▶ Written task
Show every line containing "subtitle" by copying it.

▶ Data for this task
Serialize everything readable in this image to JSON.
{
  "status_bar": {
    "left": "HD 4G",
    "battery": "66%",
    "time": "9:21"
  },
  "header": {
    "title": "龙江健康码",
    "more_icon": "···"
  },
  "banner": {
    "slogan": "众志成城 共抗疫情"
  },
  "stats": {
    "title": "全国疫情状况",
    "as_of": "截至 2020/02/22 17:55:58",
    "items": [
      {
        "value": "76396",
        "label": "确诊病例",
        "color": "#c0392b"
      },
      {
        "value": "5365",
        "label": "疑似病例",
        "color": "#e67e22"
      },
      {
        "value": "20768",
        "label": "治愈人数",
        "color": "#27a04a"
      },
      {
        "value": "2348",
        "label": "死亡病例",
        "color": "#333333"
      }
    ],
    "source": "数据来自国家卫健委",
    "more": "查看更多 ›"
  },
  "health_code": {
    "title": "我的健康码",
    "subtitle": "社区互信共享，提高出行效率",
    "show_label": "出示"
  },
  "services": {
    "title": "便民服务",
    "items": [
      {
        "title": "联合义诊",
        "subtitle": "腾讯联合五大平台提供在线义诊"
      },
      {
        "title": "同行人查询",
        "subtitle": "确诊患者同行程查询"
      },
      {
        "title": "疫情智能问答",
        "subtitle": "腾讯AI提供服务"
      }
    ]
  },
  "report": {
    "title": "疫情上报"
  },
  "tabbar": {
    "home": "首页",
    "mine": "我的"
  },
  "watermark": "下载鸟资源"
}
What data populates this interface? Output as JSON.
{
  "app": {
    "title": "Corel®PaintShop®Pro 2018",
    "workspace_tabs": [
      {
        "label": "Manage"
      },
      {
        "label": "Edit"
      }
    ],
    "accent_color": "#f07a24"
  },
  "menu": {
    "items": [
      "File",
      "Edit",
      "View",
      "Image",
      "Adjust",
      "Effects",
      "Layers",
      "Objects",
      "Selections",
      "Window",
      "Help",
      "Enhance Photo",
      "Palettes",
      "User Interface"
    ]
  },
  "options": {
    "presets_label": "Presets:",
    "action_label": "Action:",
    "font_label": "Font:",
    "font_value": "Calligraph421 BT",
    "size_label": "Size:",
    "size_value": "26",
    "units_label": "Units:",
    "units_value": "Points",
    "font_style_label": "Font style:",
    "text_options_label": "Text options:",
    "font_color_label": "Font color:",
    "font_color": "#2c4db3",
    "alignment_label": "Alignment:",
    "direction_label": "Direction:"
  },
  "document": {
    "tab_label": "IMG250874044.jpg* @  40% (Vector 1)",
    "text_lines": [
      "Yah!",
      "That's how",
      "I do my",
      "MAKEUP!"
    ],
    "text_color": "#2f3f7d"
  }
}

▶ Final result
    "subtitle": "社区互信共享，提高出行效率",
        "subtitle": "腾讯联合五大平台提供在线义诊"
        "subtitle": "确诊患者同行程查询"
        "subtitle": "腾讯AI提供服务"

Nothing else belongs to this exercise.